• **Task brief**
Your task is to filter the data below down to the lines holding "icon".

-- Start Supplied entries --

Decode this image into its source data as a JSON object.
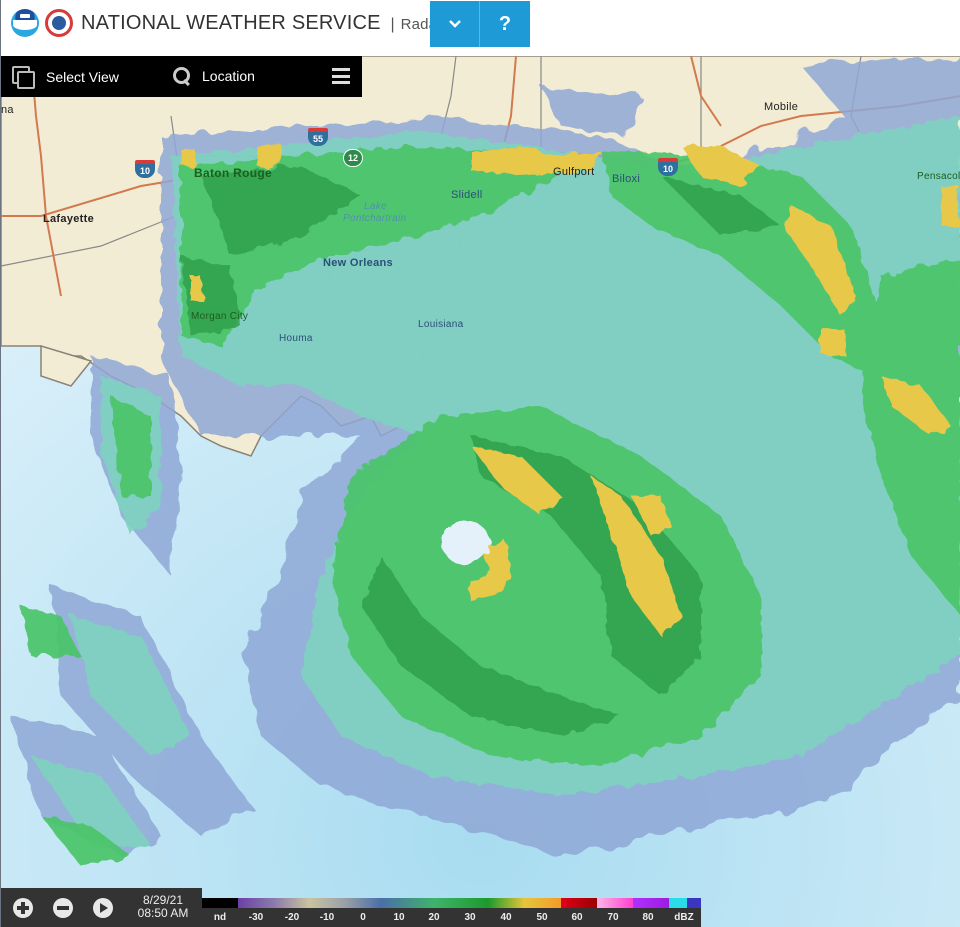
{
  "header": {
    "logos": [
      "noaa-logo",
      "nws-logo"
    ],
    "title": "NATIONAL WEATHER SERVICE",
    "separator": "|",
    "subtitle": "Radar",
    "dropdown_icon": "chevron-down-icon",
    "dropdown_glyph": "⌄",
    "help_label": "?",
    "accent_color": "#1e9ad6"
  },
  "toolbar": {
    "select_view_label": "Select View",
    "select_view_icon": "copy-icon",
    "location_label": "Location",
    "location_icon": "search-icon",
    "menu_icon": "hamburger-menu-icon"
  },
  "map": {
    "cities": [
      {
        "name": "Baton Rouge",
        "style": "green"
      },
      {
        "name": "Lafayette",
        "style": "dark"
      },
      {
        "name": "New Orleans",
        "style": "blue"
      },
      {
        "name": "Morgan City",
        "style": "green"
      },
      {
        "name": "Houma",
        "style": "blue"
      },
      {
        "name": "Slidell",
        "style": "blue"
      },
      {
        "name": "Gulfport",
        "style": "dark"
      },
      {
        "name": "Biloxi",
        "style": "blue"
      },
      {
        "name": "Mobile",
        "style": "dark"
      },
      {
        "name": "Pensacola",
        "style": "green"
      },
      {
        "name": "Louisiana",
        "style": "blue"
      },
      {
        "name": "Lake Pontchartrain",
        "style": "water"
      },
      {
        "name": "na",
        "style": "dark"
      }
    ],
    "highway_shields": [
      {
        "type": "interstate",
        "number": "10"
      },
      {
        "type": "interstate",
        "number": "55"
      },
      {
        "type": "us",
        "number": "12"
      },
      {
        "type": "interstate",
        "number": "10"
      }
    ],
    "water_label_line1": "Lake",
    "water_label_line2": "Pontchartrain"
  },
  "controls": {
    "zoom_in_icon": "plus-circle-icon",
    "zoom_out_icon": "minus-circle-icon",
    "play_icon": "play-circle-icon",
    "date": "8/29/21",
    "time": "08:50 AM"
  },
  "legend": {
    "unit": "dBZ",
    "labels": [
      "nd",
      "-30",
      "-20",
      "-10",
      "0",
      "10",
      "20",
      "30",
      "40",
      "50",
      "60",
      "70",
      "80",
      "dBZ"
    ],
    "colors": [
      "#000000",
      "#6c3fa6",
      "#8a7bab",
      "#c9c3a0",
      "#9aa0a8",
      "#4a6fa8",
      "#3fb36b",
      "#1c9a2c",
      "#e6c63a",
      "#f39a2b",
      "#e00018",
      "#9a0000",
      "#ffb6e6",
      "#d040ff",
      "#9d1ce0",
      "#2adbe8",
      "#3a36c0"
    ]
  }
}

-- End Supplied entries --
-- Start Supplied entries --

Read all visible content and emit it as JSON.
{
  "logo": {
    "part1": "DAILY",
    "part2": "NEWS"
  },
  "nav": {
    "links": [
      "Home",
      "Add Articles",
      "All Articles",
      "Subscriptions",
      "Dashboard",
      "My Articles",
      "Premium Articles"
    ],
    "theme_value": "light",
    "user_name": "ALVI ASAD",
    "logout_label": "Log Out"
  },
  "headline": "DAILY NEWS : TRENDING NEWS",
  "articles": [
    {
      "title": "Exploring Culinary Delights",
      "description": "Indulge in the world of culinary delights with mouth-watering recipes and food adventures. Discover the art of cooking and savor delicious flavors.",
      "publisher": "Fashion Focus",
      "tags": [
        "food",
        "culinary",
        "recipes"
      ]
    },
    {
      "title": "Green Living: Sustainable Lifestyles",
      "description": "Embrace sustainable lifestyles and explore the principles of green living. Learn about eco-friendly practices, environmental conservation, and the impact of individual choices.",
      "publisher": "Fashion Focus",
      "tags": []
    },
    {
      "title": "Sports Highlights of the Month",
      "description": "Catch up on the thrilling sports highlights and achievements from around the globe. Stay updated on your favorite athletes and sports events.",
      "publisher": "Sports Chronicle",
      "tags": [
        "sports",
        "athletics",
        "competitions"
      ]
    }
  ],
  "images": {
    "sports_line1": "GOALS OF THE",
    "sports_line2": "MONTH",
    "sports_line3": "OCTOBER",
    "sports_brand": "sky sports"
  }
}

-- End Supplied entries --
-- Start Supplied entries --

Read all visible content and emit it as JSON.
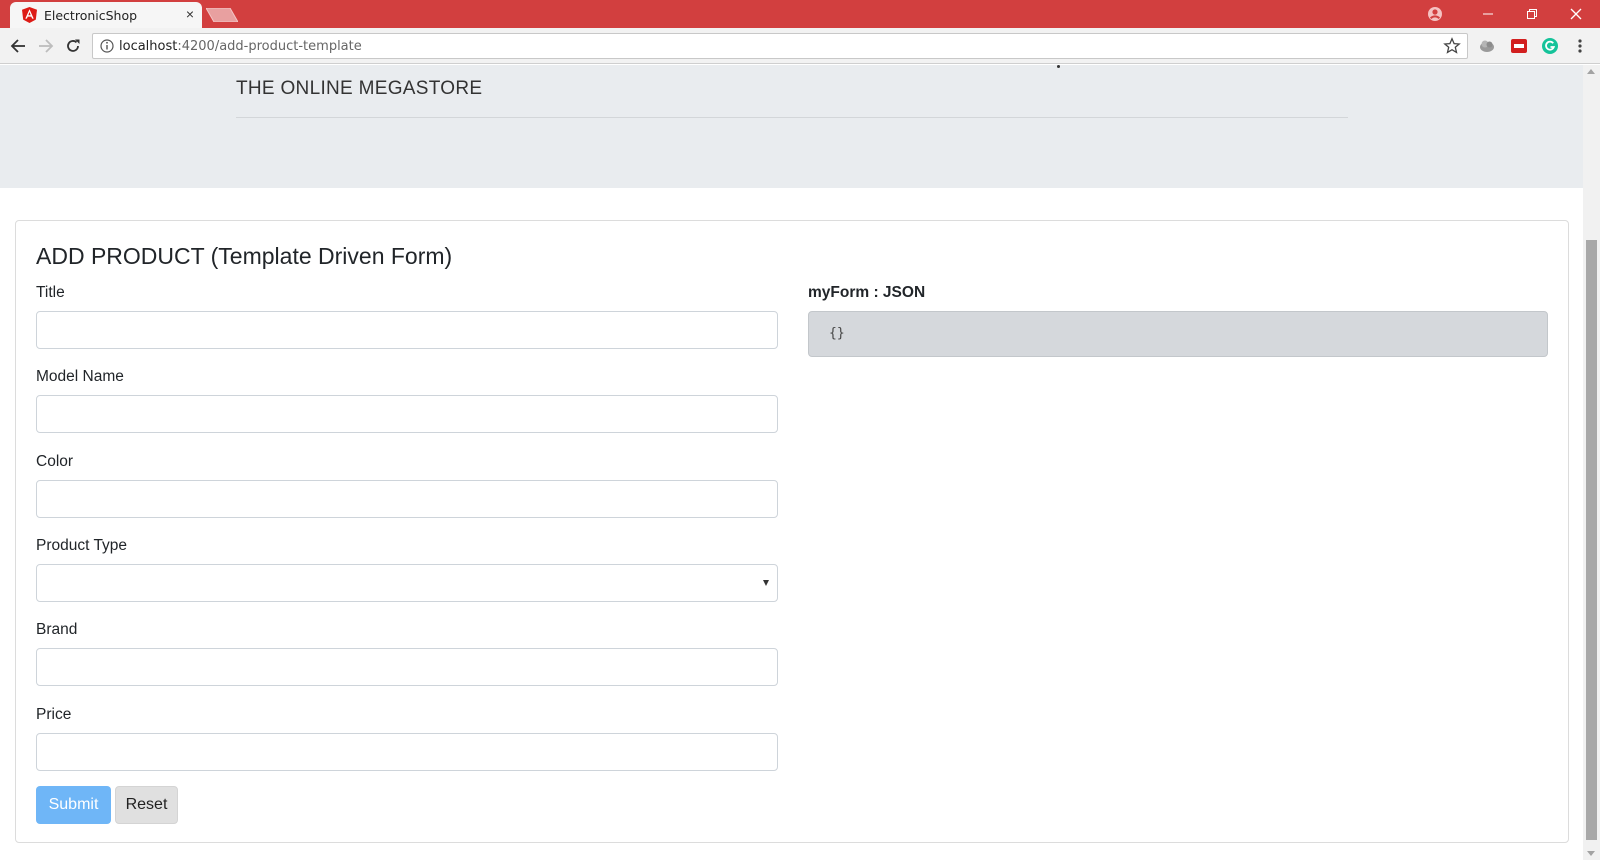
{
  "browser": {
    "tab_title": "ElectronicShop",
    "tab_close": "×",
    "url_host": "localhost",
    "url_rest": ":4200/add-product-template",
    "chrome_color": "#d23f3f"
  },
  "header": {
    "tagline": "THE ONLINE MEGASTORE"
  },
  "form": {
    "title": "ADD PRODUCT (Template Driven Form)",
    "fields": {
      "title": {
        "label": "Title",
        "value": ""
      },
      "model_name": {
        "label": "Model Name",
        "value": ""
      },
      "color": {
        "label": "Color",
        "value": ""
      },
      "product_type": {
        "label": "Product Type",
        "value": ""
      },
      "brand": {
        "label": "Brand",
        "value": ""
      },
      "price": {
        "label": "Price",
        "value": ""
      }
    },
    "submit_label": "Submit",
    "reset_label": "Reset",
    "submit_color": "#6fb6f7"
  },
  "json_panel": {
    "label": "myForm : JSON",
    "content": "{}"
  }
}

-- End Supplied entries --

• **Solution to the problem**
    "dropdown_icon": "chevron-down-icon",
    "select_view_icon": "copy-icon",
    "location_icon": "search-icon",
    "menu_icon": "hamburger-menu-icon"
    "zoom_in_icon": "plus-circle-icon",
    "zoom_out_icon": "minus-circle-icon",
    "play_icon": "play-circle-icon",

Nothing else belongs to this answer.